[Stored records]
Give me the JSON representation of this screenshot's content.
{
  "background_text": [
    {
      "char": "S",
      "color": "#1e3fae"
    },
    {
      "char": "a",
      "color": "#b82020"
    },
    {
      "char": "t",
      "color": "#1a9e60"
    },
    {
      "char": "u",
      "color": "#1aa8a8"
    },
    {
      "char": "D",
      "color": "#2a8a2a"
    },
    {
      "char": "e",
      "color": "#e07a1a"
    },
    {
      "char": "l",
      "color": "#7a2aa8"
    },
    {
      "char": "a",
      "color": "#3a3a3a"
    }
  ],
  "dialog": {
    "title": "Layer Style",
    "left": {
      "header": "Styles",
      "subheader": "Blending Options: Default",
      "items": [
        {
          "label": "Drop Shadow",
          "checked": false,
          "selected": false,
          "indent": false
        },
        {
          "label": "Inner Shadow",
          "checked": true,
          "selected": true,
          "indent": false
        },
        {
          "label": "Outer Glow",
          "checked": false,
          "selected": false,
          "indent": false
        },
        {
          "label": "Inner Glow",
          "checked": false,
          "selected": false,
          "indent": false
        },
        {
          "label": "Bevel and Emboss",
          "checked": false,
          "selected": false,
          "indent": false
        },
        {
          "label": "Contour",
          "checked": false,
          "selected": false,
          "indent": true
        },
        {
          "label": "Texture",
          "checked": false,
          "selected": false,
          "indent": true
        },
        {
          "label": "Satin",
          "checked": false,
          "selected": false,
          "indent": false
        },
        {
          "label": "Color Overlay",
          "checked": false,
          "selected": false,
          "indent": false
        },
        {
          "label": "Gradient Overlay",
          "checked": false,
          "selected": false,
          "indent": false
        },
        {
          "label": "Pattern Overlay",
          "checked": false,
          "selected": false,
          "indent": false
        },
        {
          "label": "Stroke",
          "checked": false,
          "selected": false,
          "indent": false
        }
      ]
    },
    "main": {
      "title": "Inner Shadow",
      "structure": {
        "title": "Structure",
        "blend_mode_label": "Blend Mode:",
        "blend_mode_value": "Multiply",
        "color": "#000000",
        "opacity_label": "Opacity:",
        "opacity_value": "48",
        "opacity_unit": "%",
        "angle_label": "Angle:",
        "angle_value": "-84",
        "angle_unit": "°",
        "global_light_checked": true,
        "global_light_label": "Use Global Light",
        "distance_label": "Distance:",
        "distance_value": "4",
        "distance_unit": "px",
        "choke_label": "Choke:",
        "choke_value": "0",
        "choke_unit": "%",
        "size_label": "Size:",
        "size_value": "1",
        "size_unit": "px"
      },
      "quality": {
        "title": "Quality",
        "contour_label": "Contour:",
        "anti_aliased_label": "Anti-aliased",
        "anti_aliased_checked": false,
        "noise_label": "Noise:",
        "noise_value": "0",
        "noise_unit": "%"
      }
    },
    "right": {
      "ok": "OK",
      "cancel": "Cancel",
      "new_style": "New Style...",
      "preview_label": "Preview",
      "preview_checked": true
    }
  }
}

# What to work on
Give the number of lines where the string "Overlay" occurs, without any further text.

# Task result
3